Given entries START

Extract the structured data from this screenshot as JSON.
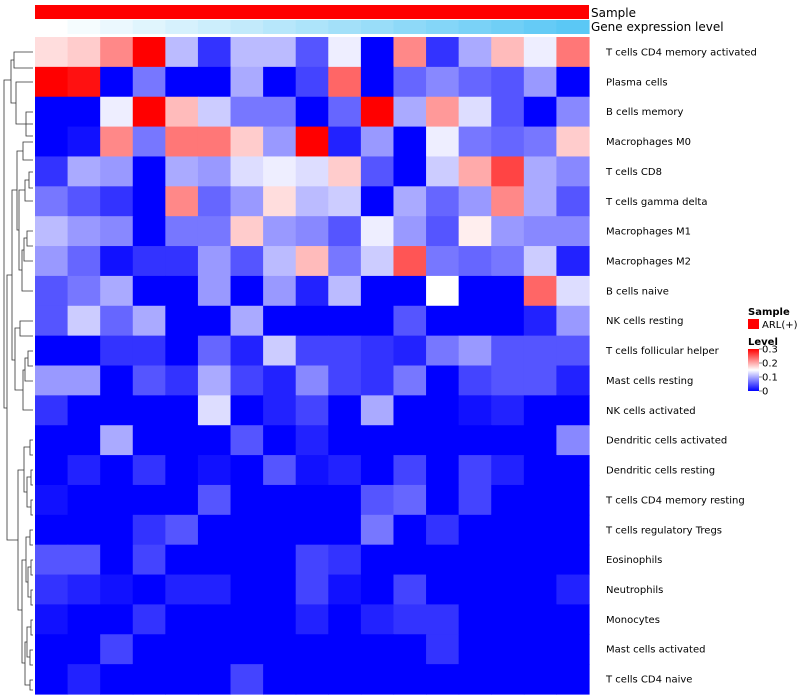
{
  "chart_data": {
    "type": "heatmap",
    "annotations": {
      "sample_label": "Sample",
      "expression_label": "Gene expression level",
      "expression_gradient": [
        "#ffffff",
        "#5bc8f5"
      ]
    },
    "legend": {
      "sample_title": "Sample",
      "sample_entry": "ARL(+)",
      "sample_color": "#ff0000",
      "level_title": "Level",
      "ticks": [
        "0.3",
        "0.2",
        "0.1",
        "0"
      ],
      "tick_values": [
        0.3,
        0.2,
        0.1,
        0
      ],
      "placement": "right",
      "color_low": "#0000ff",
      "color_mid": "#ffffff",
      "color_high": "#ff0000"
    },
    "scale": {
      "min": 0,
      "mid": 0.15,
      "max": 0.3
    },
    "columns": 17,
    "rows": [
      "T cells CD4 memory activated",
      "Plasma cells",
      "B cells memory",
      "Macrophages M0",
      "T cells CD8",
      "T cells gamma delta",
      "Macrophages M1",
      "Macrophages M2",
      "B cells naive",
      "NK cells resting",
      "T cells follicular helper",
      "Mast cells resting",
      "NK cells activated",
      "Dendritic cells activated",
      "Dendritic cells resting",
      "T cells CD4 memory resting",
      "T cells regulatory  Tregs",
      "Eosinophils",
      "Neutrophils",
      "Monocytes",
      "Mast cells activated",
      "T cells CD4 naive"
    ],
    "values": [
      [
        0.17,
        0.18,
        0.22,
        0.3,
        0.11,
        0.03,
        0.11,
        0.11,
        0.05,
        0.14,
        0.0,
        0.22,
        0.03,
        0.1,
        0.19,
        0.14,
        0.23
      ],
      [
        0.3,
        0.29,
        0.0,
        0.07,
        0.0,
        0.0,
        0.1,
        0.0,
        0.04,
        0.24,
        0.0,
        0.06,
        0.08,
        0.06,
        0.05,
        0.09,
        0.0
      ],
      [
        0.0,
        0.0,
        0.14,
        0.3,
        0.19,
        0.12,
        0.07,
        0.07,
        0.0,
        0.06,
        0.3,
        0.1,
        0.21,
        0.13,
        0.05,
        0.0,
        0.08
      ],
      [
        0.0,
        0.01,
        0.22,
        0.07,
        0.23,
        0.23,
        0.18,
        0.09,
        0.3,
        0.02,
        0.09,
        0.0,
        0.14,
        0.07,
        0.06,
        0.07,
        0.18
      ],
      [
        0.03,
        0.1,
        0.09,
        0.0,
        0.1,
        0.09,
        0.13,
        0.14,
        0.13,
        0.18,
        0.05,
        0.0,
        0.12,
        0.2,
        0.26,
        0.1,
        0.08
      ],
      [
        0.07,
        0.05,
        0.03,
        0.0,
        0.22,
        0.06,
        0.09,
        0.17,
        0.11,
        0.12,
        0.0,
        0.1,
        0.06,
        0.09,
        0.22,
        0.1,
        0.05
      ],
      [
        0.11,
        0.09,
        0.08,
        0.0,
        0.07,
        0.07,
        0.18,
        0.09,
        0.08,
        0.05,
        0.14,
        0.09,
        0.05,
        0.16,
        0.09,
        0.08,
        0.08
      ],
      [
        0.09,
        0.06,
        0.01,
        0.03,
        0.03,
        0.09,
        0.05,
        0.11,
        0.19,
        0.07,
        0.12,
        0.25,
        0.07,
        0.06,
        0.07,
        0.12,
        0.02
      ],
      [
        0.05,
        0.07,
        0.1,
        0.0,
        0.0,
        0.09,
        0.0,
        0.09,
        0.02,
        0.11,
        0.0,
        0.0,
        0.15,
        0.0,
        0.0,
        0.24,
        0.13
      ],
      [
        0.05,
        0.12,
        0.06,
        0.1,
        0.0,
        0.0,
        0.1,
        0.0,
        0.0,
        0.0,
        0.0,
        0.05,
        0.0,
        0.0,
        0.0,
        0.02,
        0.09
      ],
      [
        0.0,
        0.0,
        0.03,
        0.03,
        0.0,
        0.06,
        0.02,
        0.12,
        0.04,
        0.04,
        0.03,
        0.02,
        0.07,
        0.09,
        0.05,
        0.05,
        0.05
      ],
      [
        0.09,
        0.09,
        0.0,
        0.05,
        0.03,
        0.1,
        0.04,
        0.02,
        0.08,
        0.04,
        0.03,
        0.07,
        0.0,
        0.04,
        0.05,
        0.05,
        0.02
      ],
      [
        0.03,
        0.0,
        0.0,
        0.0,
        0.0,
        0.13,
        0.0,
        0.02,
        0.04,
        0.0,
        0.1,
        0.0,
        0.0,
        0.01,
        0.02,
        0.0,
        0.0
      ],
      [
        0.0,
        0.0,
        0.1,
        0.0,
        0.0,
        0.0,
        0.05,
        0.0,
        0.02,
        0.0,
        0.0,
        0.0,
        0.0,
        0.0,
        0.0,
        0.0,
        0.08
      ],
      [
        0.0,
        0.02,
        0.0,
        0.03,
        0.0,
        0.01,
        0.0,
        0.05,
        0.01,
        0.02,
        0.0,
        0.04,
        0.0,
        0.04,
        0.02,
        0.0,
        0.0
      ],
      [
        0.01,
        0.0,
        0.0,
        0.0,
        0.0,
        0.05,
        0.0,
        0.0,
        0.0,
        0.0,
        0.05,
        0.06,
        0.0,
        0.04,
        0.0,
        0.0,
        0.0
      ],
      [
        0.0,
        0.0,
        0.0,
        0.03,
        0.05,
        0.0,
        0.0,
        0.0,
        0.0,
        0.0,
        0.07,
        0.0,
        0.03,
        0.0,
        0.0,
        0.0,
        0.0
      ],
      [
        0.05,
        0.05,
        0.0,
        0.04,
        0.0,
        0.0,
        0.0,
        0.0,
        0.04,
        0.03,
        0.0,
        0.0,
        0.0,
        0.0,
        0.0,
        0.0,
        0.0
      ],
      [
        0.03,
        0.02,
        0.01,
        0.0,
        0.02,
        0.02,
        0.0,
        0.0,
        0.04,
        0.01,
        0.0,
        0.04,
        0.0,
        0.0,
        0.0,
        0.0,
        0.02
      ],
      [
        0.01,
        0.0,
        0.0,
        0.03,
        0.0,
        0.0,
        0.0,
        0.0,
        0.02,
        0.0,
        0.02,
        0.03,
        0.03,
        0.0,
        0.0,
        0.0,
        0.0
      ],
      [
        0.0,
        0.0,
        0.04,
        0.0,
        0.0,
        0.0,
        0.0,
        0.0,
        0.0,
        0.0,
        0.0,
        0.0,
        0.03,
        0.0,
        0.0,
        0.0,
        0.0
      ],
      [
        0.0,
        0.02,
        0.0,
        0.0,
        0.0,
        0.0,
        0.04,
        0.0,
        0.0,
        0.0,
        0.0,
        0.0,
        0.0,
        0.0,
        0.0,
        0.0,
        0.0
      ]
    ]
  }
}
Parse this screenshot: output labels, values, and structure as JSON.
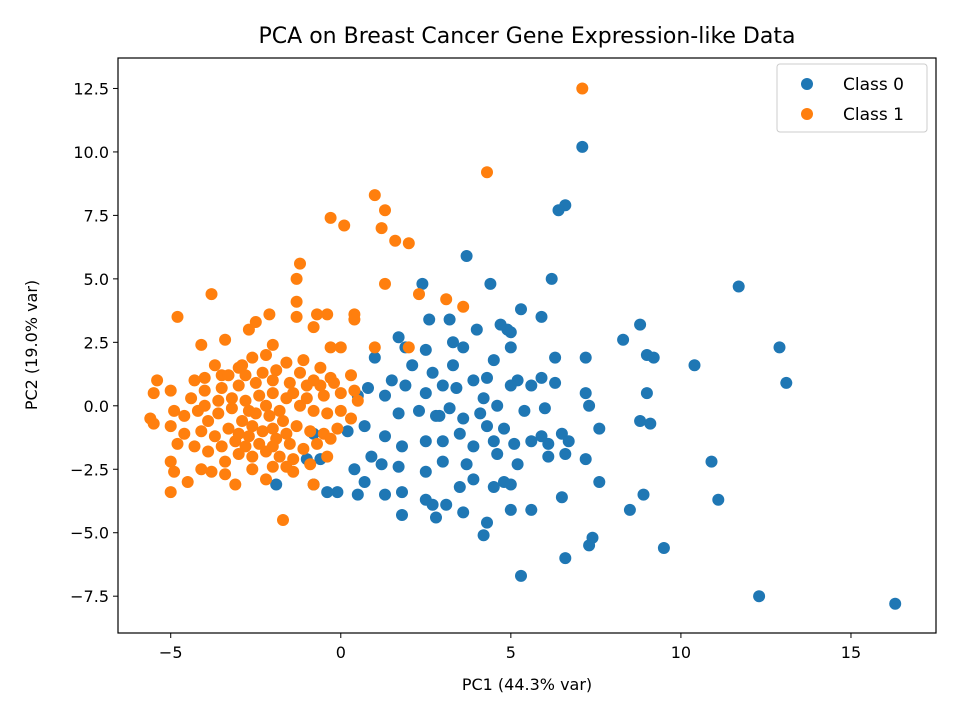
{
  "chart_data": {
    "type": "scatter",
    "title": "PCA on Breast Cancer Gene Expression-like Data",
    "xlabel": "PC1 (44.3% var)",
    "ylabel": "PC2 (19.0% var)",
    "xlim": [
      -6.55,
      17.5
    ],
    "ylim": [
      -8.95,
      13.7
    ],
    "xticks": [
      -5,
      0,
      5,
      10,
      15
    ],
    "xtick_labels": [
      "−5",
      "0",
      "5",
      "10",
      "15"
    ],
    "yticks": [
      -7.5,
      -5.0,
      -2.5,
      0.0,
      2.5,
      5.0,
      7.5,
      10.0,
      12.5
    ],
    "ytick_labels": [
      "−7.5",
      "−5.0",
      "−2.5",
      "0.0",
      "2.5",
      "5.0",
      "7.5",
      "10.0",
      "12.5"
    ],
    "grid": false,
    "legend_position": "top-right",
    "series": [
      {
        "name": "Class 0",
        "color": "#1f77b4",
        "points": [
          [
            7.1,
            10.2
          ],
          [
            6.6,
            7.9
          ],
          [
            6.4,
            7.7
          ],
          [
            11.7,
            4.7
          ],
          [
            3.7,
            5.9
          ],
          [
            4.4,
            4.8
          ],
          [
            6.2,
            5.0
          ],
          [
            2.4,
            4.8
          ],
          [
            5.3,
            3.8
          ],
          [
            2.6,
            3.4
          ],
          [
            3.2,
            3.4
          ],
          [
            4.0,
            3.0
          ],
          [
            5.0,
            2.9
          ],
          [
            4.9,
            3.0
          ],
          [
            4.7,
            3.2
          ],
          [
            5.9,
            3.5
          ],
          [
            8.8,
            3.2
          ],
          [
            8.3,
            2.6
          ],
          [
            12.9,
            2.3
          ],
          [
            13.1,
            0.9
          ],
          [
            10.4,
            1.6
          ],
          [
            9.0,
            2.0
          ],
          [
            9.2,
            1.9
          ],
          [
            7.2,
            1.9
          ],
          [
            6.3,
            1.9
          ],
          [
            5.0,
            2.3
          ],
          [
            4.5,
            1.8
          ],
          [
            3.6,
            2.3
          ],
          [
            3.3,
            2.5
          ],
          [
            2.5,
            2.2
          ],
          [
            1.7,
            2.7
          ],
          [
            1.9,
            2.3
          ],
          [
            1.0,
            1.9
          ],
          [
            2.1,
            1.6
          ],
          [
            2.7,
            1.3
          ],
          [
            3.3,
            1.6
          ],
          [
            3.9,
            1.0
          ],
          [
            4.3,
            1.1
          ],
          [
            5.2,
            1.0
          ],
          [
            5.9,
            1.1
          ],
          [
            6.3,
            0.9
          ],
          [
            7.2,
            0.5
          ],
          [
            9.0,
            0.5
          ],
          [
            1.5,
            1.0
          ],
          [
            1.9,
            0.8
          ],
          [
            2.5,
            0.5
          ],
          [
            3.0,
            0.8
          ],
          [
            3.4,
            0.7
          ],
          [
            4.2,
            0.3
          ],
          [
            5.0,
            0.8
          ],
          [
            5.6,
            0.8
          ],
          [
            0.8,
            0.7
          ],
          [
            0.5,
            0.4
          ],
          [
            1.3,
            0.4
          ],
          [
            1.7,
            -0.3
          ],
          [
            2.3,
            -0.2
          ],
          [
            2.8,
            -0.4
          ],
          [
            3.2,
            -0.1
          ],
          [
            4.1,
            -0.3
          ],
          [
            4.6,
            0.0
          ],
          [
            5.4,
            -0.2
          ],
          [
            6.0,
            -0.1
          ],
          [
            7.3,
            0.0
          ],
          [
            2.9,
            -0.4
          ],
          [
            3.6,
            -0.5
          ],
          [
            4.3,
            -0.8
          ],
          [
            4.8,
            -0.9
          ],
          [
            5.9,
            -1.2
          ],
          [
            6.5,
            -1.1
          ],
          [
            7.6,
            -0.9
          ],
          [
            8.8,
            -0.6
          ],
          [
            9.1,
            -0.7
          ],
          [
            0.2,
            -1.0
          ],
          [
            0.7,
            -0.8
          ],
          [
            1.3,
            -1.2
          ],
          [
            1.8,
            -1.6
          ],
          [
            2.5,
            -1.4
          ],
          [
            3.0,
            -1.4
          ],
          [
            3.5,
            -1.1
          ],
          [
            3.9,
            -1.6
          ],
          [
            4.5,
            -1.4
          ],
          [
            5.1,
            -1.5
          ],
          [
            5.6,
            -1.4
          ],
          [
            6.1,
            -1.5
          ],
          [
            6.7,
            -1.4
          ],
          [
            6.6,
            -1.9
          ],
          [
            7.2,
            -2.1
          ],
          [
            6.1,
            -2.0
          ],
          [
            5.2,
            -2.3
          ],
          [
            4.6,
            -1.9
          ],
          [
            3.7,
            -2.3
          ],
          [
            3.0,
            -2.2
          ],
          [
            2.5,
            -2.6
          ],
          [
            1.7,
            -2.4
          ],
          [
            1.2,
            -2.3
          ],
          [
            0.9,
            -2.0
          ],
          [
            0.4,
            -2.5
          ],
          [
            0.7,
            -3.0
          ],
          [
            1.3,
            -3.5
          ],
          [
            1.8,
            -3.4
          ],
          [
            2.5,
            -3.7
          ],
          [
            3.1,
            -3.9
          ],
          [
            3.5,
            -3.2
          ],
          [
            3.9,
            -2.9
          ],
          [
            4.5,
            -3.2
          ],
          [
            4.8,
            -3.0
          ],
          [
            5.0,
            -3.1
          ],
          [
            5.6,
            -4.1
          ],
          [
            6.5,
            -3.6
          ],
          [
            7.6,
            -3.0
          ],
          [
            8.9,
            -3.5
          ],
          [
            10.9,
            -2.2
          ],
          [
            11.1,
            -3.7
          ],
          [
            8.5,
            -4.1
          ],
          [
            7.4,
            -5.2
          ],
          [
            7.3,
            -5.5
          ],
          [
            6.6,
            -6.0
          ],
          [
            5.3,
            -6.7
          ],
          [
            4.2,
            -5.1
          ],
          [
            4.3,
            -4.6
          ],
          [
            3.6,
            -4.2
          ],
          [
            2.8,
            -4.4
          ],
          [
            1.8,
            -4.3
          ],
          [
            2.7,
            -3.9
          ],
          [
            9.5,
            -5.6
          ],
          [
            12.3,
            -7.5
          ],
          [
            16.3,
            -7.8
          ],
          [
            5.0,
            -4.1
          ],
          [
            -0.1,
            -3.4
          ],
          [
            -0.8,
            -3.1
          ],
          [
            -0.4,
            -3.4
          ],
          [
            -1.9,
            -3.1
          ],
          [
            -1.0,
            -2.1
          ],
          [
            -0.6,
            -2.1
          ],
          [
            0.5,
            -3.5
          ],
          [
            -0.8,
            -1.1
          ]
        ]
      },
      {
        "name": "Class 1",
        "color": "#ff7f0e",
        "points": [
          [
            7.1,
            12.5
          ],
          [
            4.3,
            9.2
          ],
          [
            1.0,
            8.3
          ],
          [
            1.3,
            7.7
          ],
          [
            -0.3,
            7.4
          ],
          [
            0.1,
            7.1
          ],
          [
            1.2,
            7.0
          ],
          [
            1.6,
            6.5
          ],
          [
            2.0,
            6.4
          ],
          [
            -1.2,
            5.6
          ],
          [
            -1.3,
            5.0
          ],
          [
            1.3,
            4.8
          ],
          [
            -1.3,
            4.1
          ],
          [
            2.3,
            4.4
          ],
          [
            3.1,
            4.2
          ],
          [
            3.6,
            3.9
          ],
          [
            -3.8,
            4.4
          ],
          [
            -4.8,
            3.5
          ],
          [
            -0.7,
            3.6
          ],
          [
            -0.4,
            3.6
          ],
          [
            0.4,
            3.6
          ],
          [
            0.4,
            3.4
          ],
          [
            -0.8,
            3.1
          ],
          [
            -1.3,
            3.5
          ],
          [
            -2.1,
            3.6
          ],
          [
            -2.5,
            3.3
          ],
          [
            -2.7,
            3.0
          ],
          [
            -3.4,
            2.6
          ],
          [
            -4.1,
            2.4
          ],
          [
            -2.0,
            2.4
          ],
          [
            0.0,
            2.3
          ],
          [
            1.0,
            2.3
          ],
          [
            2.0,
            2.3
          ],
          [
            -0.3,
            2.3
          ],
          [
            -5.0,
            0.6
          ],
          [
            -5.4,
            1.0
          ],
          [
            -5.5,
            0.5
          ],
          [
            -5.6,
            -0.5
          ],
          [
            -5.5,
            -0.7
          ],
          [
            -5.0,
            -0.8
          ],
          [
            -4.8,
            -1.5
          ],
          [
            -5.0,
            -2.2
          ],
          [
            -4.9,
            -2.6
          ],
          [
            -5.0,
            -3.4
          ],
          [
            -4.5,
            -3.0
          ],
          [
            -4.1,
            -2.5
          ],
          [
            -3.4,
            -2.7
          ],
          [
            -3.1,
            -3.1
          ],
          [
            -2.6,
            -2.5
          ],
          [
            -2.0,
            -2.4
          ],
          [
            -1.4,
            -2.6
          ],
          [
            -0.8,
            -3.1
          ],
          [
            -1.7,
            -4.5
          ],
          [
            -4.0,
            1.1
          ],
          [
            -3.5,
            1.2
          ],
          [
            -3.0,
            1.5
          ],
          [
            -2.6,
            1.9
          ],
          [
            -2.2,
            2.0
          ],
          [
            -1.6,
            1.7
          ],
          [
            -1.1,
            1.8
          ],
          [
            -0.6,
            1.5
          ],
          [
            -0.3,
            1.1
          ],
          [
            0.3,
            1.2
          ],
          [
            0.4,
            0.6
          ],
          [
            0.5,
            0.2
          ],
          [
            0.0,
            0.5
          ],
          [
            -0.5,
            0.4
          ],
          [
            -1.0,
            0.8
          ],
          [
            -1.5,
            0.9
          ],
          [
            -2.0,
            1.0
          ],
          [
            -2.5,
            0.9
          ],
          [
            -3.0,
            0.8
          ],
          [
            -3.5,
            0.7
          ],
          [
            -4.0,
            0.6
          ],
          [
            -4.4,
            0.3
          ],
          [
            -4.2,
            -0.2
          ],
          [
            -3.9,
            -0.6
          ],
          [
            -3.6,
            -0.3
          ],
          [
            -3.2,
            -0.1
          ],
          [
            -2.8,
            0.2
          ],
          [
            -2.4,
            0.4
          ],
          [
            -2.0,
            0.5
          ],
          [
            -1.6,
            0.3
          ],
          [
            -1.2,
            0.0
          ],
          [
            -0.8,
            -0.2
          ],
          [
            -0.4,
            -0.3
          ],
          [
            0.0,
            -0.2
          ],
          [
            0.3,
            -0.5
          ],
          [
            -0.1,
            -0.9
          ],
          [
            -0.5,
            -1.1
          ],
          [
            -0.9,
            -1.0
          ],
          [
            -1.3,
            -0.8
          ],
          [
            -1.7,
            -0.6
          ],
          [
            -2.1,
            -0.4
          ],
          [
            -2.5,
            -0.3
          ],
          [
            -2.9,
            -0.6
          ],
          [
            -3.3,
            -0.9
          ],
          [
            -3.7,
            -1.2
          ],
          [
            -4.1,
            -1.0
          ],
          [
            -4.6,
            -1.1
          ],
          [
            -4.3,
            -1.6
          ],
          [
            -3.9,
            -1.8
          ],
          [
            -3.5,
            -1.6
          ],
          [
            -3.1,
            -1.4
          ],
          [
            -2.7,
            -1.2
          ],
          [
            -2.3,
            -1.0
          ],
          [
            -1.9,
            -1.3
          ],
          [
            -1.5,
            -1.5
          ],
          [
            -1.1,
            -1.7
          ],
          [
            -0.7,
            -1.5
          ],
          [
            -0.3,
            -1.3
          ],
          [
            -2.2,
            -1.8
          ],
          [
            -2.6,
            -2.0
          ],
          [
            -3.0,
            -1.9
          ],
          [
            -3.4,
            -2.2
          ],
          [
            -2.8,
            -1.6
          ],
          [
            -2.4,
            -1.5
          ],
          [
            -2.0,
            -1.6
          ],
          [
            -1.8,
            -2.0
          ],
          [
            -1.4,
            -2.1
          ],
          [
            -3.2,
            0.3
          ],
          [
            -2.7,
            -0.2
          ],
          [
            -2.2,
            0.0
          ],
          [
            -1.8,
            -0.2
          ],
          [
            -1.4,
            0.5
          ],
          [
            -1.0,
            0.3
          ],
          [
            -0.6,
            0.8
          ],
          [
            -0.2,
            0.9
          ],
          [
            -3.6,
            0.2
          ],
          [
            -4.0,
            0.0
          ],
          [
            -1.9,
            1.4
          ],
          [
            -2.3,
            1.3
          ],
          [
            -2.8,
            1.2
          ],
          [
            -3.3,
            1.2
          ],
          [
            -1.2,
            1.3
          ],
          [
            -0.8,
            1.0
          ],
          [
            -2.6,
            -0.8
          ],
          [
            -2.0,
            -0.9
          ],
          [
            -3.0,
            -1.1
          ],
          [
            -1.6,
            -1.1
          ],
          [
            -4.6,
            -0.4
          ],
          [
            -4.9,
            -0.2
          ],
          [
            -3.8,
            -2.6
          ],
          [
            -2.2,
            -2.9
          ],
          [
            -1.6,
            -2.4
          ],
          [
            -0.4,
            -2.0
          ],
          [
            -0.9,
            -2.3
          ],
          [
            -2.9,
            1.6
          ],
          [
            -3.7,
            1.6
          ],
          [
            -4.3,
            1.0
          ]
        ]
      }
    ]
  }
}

Given entries END

Aim of the task: With "right" as the string to find, copy every line of the records that holds it.

Written reply:
      "placement": "right",
    "legend_position": "top-right",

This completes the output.